- [GIVEN INSTRUCTION]: In the listing below, pick out lines with "отражающий".

· · ·

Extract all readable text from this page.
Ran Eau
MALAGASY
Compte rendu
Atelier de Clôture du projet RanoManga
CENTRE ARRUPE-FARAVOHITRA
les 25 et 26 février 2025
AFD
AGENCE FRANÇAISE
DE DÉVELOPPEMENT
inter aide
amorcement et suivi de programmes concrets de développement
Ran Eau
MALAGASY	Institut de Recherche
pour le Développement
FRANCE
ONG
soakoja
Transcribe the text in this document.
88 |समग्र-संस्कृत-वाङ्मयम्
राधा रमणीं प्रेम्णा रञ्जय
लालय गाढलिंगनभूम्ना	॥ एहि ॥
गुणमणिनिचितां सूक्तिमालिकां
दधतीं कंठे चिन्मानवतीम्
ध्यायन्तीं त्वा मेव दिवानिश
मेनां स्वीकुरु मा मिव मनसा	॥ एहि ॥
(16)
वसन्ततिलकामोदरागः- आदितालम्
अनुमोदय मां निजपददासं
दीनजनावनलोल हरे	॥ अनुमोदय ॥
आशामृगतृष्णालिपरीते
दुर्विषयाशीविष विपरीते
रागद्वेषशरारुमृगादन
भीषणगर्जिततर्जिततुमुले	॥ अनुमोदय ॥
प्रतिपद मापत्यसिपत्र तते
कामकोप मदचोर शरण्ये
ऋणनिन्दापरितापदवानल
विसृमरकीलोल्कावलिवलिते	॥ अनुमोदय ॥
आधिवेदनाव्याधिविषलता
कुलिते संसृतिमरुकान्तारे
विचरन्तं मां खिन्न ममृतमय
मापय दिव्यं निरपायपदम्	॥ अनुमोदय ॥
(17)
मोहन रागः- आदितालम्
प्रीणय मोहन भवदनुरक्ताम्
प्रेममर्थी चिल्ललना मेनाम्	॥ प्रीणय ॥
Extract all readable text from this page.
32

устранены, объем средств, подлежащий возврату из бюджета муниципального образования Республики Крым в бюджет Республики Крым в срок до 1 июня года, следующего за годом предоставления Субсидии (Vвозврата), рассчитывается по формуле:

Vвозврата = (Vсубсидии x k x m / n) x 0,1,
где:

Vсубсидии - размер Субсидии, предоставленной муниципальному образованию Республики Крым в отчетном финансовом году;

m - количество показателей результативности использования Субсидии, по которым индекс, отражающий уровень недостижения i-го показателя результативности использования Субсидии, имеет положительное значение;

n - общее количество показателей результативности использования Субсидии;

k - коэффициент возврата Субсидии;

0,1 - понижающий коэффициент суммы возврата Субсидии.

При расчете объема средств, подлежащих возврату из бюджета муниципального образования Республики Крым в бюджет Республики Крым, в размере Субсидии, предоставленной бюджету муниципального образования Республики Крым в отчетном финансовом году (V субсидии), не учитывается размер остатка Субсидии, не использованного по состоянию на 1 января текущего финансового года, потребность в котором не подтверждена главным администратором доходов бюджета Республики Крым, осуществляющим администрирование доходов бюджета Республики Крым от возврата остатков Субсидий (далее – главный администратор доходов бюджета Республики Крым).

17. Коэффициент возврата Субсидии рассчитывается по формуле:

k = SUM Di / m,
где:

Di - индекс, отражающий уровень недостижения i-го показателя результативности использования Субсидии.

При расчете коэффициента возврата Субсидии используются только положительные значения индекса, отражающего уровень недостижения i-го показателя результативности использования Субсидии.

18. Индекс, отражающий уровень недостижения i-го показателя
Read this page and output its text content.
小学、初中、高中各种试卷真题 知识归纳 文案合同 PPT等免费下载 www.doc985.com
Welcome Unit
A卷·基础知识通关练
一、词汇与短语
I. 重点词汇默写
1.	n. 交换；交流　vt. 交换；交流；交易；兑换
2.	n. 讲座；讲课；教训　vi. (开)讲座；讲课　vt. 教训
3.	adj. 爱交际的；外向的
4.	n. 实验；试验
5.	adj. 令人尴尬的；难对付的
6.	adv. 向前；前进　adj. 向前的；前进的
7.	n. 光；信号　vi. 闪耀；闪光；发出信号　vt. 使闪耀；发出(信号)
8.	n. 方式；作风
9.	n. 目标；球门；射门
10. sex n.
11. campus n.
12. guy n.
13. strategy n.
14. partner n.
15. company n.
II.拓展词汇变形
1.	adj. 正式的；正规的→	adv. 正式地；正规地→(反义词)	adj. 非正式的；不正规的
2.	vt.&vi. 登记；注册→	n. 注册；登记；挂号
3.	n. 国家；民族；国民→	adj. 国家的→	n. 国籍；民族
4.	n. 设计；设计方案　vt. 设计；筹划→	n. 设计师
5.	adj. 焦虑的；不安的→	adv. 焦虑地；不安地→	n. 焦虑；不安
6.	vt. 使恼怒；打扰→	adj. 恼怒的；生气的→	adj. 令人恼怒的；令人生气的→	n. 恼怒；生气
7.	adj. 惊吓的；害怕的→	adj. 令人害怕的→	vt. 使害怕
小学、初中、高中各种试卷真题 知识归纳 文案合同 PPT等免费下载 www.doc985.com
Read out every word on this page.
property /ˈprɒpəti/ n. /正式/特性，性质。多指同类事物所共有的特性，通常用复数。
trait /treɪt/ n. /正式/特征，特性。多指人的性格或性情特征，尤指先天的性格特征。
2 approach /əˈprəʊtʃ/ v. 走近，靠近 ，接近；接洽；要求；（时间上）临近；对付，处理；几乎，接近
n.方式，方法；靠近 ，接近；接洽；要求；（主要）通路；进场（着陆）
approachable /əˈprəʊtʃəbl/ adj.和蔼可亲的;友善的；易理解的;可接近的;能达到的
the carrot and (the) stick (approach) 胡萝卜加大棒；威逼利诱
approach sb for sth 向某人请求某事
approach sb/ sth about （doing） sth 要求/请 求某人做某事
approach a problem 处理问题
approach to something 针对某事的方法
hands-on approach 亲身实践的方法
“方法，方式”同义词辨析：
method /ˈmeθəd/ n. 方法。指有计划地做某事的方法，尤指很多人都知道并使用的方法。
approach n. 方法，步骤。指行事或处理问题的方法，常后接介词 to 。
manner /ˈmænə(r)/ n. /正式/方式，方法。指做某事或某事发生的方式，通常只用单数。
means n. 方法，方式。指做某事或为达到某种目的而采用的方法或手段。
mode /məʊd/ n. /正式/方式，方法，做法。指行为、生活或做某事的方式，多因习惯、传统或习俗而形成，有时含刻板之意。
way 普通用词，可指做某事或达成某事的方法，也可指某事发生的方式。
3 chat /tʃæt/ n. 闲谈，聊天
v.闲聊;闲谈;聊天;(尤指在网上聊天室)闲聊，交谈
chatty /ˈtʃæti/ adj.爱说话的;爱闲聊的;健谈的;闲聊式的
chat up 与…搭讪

· · ·

- [WRITTEN ANSWER]:
m - количество показателей результативности использования Субсидии, по которым индекс, отражающий уровень недостижения i-го показателя результативности использования Субсидии, имеет положительное значение;
Di - индекс, отражающий уровень недостижения i-го показателя результативности использования Субсидии.
18. Индекс, отражающий уровень недостижения i-го показателя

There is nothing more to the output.